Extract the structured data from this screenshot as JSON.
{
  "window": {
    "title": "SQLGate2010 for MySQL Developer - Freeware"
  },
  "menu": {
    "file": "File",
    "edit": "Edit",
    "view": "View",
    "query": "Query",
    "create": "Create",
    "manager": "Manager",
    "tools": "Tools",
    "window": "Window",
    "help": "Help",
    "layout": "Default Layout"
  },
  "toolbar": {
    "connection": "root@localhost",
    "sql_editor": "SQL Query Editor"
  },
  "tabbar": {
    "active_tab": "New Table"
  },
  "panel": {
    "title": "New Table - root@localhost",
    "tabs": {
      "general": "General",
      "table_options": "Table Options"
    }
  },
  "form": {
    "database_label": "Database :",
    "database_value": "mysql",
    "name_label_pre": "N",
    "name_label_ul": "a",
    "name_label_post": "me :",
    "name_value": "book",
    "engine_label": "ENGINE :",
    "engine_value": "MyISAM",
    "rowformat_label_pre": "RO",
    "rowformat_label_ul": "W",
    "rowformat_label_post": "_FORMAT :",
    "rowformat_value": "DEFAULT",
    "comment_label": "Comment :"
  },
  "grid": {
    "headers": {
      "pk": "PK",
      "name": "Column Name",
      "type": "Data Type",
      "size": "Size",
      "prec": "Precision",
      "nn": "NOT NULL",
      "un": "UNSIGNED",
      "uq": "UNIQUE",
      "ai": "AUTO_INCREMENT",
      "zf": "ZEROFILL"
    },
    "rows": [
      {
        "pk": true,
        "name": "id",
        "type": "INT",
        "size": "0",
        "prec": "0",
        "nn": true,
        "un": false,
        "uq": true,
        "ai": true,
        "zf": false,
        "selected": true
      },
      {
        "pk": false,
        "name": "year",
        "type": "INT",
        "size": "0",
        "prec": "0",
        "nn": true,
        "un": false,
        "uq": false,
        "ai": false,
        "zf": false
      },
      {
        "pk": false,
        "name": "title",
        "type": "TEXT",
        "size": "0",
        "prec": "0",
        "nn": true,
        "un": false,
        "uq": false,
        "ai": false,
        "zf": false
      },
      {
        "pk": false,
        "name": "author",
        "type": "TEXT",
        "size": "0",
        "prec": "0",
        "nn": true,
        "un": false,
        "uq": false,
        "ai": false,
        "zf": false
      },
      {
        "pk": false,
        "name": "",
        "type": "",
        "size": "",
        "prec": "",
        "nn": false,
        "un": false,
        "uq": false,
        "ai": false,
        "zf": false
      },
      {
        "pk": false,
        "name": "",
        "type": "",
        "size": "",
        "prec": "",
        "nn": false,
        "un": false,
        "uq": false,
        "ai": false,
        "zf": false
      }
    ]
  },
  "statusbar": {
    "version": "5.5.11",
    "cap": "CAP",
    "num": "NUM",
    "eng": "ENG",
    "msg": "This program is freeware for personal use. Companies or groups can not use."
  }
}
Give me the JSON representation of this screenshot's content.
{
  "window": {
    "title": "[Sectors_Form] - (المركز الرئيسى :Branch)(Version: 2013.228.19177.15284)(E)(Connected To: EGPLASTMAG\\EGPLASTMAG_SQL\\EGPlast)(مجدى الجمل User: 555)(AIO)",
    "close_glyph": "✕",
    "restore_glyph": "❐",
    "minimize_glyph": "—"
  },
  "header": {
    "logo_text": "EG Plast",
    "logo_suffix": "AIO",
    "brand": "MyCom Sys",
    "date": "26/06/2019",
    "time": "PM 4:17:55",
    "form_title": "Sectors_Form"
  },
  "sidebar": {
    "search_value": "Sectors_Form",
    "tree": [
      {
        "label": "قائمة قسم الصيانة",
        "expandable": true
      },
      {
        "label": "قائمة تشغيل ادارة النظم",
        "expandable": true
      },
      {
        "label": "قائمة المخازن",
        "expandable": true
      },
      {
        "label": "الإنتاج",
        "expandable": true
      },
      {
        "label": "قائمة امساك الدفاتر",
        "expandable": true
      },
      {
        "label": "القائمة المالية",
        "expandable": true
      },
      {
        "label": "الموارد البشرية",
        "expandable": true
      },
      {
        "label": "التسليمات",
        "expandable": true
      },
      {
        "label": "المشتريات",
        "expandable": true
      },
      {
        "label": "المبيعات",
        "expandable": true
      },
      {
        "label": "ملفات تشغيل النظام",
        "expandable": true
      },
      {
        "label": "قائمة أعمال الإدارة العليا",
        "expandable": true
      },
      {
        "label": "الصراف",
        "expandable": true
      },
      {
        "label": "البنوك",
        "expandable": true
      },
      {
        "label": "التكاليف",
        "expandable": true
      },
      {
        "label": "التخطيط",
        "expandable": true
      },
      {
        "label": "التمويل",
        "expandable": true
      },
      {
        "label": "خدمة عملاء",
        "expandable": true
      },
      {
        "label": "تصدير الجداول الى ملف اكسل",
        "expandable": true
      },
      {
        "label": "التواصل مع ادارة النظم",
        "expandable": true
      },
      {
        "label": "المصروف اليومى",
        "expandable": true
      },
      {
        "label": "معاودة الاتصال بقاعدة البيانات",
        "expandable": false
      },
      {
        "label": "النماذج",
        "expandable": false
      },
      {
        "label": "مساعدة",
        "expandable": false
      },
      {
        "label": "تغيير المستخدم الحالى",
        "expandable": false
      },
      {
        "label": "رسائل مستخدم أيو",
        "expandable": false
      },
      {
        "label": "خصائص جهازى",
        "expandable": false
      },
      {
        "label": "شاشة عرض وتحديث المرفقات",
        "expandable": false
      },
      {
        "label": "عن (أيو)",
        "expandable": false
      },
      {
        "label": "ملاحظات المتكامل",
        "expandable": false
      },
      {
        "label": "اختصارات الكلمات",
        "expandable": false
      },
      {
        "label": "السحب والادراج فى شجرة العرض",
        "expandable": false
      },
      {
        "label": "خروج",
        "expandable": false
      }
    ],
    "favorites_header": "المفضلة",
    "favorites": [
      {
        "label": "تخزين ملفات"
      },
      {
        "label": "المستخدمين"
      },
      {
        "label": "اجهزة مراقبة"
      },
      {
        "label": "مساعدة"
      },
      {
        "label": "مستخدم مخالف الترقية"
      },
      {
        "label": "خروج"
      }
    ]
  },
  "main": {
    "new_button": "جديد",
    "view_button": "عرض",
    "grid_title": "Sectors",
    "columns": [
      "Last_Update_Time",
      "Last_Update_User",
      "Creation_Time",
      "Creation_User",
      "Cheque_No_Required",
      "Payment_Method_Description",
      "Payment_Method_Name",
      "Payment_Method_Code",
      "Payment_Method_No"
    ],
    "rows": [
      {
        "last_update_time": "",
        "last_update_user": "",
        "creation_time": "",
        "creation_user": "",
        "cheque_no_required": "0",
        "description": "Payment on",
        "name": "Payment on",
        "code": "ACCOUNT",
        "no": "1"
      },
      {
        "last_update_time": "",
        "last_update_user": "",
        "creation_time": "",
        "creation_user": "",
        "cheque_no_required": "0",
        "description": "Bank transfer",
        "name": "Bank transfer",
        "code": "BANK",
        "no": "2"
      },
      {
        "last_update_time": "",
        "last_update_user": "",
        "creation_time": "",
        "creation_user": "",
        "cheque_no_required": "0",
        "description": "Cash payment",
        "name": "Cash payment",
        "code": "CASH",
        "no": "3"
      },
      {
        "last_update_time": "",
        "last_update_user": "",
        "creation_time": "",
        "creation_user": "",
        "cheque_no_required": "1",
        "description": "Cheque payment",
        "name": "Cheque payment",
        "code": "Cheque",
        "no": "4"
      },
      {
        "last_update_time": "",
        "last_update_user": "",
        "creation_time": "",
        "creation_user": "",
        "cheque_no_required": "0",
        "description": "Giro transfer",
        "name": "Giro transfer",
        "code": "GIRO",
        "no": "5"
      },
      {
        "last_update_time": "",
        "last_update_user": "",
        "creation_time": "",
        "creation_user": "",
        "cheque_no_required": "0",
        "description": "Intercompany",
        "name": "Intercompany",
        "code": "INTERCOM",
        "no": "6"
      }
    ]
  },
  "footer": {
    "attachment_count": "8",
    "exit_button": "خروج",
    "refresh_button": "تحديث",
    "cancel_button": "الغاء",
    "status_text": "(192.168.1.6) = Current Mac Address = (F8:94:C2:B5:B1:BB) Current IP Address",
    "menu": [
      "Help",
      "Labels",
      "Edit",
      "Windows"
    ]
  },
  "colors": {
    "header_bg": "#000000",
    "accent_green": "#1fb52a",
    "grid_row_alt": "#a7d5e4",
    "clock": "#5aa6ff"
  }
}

**OBJECTIVE**
What is the number of lines above that contain "Intercompany"? Answer with that number only.

**EXERCISE RESPONSE**
2